EXERCISE OBJECTIVE:
Below are records. Count every line containing the word "style" and give the number alone.

DATA ENTRIES:
====

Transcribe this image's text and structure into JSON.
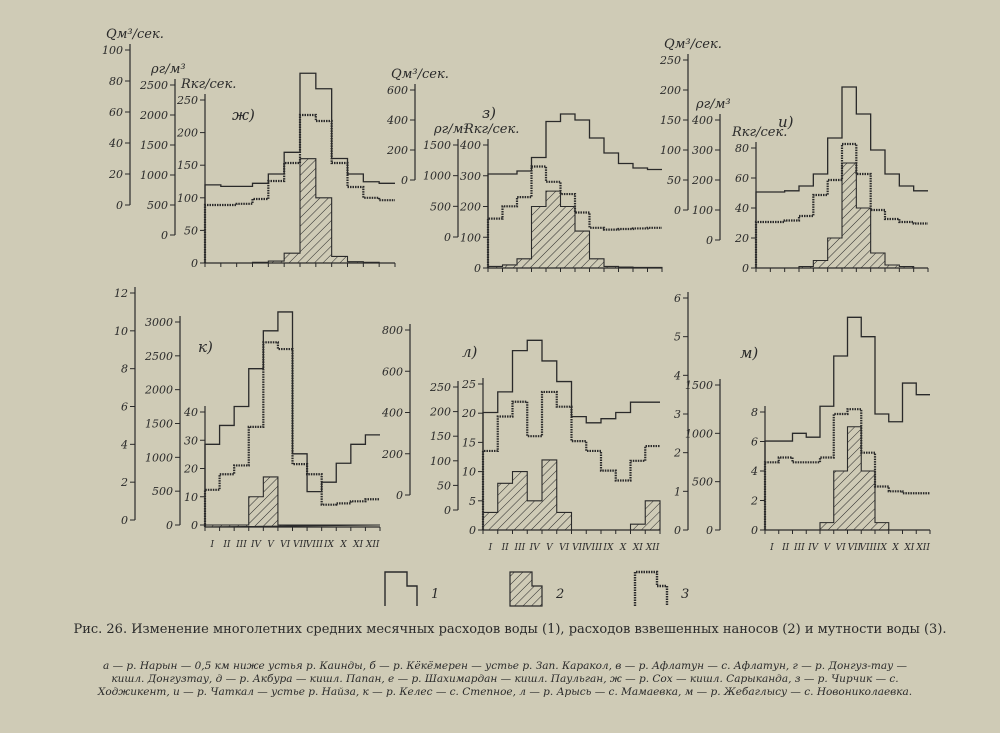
{
  "caption": {
    "title": "Рис. 26. Изменение многолетних средних месячных расходов воды (1), расходов взвешенных наносов (2) и мутности воды (3).",
    "legend": "а — р. Нарын — 0,5 км ниже устья р. Каинды, б — р. Кёкёмерен — устье р. Зап. Каракол, в — р. Афлатун — с. Афлатун, г — р. Донгуз-тау — кишл. Донгузтау, д — р. Акбура — кишл. Папан, е — р. Шахимардан — кишл. Паульган, ж — р. Сох — кишл. Сарыканда, з — р. Чирчик — с. Ходжикент, и — р. Чаткал — устье р. Найза, к — р. Келес — с. Степное, л — р. Арысь — с. Мамаевка, м — р. Жебаглысу — с. Новониколаевка."
  },
  "legend_items": [
    {
      "num": "1",
      "style": "step-line"
    },
    {
      "num": "2",
      "style": "hatched"
    },
    {
      "num": "3",
      "style": "dotted-step"
    }
  ],
  "months": [
    "I",
    "II",
    "III",
    "IV",
    "V",
    "VI",
    "VII",
    "VIII",
    "IX",
    "X",
    "XI",
    "XII"
  ],
  "colors": {
    "ink": "#2a2a2a",
    "paper": "#cfcbb6"
  },
  "chart_data": [
    {
      "panel": "ж)",
      "type": "step",
      "axes": [
        {
          "label": "Qм³/сек.",
          "ticks": [
            "0",
            "20",
            "40",
            "60",
            "80",
            "100"
          ],
          "range": [
            0,
            100
          ]
        },
        {
          "label": "ρг/м³",
          "ticks": [
            "0",
            "500",
            "1000",
            "1500",
            "2000",
            "2500"
          ],
          "range": [
            0,
            2500
          ]
        },
        {
          "label": "Rкг/сек.",
          "ticks": [
            "0",
            "50",
            "100",
            "150",
            "200",
            "250"
          ],
          "range": [
            0,
            250
          ]
        }
      ],
      "series": [
        {
          "legend": "1",
          "axis": 0,
          "values": [
            13,
            12,
            12,
            14,
            20,
            34,
            85,
            75,
            30,
            20,
            15,
            14
          ]
        },
        {
          "legend": "3",
          "axis": 1,
          "values": [
            500,
            500,
            520,
            600,
            900,
            1200,
            2000,
            1900,
            1200,
            800,
            620,
            580
          ]
        },
        {
          "legend": "2",
          "axis": 2,
          "values": [
            0,
            0,
            0,
            1,
            3,
            15,
            160,
            100,
            10,
            2,
            1,
            0
          ]
        }
      ]
    },
    {
      "panel": "з)",
      "type": "step",
      "axes": [
        {
          "label": "Qм³/сек.",
          "ticks": [
            "0",
            "200",
            "400",
            "600"
          ],
          "range": [
            0,
            600
          ]
        },
        {
          "label": "ρг/м³",
          "ticks": [
            "0",
            "500",
            "1000",
            "1500"
          ],
          "range": [
            0,
            1500
          ]
        },
        {
          "label": "Rкг/сек.",
          "ticks": [
            "0",
            "100",
            "200",
            "300",
            "400"
          ],
          "range": [
            0,
            400
          ]
        }
      ],
      "series": [
        {
          "legend": "1",
          "axis": 0,
          "values": [
            40,
            40,
            60,
            150,
            390,
            440,
            400,
            280,
            180,
            110,
            80,
            70
          ]
        },
        {
          "legend": "3",
          "axis": 1,
          "values": [
            300,
            500,
            650,
            1150,
            900,
            700,
            400,
            150,
            120,
            130,
            140,
            150
          ]
        },
        {
          "legend": "2",
          "axis": 2,
          "values": [
            5,
            10,
            30,
            200,
            250,
            200,
            120,
            30,
            5,
            3,
            2,
            2
          ]
        }
      ]
    },
    {
      "panel": "и)",
      "type": "step",
      "axes": [
        {
          "label": "Qм³/сек.",
          "ticks": [
            "0",
            "50",
            "100",
            "150",
            "200",
            "250"
          ],
          "range": [
            0,
            250
          ]
        },
        {
          "label": "ρг/м³",
          "ticks": [
            "0",
            "100",
            "200",
            "300",
            "400"
          ],
          "range": [
            0,
            400
          ]
        },
        {
          "label": "Rкг/сек.",
          "ticks": [
            "0",
            "20",
            "40",
            "60",
            "80"
          ],
          "range": [
            0,
            80
          ]
        }
      ],
      "series": [
        {
          "legend": "1",
          "axis": 0,
          "values": [
            30,
            30,
            32,
            40,
            60,
            120,
            205,
            160,
            100,
            60,
            40,
            32
          ]
        },
        {
          "legend": "3",
          "axis": 1,
          "values": [
            60,
            60,
            65,
            80,
            150,
            200,
            320,
            220,
            100,
            70,
            60,
            55
          ]
        },
        {
          "legend": "2",
          "axis": 2,
          "values": [
            0,
            0,
            0,
            1,
            5,
            20,
            70,
            40,
            10,
            2,
            1,
            0
          ]
        }
      ]
    },
    {
      "panel": "к)",
      "type": "step",
      "axes": [
        {
          "label": "",
          "ticks": [
            "0",
            "2",
            "4",
            "6",
            "8",
            "10",
            "12"
          ],
          "range": [
            0,
            12
          ]
        },
        {
          "label": "",
          "ticks": [
            "0",
            "500",
            "1000",
            "1500",
            "2000",
            "2500",
            "3000"
          ],
          "range": [
            0,
            3000
          ]
        },
        {
          "label": "",
          "ticks": [
            "0",
            "10",
            "20",
            "30",
            "40"
          ],
          "range": [
            0,
            40
          ]
        }
      ],
      "series": [
        {
          "legend": "1",
          "axis": 0,
          "values": [
            4,
            5,
            6,
            8,
            10,
            11,
            3.5,
            1.5,
            2,
            3,
            4,
            4.5
          ]
        },
        {
          "legend": "3",
          "axis": 1,
          "values": [
            520,
            750,
            880,
            1450,
            2700,
            2600,
            900,
            750,
            300,
            320,
            350,
            380
          ]
        },
        {
          "legend": "2",
          "axis": 2,
          "values": [
            0,
            0,
            0,
            10,
            17,
            0,
            0,
            0,
            0,
            0,
            0,
            0
          ]
        }
      ]
    },
    {
      "panel": "л)",
      "type": "step",
      "axes": [
        {
          "label": "",
          "ticks": [
            "0",
            "200",
            "400",
            "600",
            "800"
          ],
          "range": [
            0,
            800
          ]
        },
        {
          "label": "",
          "ticks": [
            "0",
            "50",
            "100",
            "150",
            "200",
            "250"
          ],
          "range": [
            0,
            250
          ]
        },
        {
          "label": "",
          "ticks": [
            "0",
            "5",
            "10",
            "15",
            "20",
            "25"
          ],
          "range": [
            0,
            25
          ]
        }
      ],
      "series": [
        {
          "legend": "1",
          "axis": 0,
          "values": [
            400,
            500,
            700,
            750,
            650,
            550,
            380,
            350,
            370,
            400,
            450,
            450
          ]
        },
        {
          "legend": "3",
          "axis": 1,
          "values": [
            120,
            190,
            220,
            150,
            240,
            210,
            140,
            120,
            80,
            60,
            100,
            130
          ]
        },
        {
          "legend": "2",
          "axis": 2,
          "values": [
            3,
            8,
            10,
            5,
            12,
            3,
            0,
            0,
            0,
            0,
            1,
            5
          ]
        }
      ]
    },
    {
      "panel": "м)",
      "type": "step",
      "axes": [
        {
          "label": "",
          "ticks": [
            "0",
            "1",
            "2",
            "3",
            "4",
            "5",
            "6"
          ],
          "range": [
            0,
            6
          ]
        },
        {
          "label": "",
          "ticks": [
            "0",
            "500",
            "1000",
            "1500"
          ],
          "range": [
            0,
            1500
          ]
        },
        {
          "label": "",
          "ticks": [
            "0",
            "2",
            "4",
            "6",
            "8"
          ],
          "range": [
            0,
            8
          ]
        }
      ],
      "series": [
        {
          "legend": "1",
          "axis": 0,
          "values": [
            2.3,
            2.3,
            2.5,
            2.4,
            3.2,
            4.5,
            5.5,
            5,
            3,
            2.8,
            3.8,
            3.5
          ]
        },
        {
          "legend": "3",
          "axis": 1,
          "values": [
            700,
            750,
            700,
            700,
            750,
            1200,
            1250,
            800,
            450,
            400,
            380,
            380
          ]
        },
        {
          "legend": "2",
          "axis": 2,
          "values": [
            0,
            0,
            0,
            0,
            0.5,
            4,
            7,
            4,
            0.5,
            0,
            0,
            0
          ]
        }
      ]
    }
  ]
}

====

ANSWER TO THE PROBLEM:
3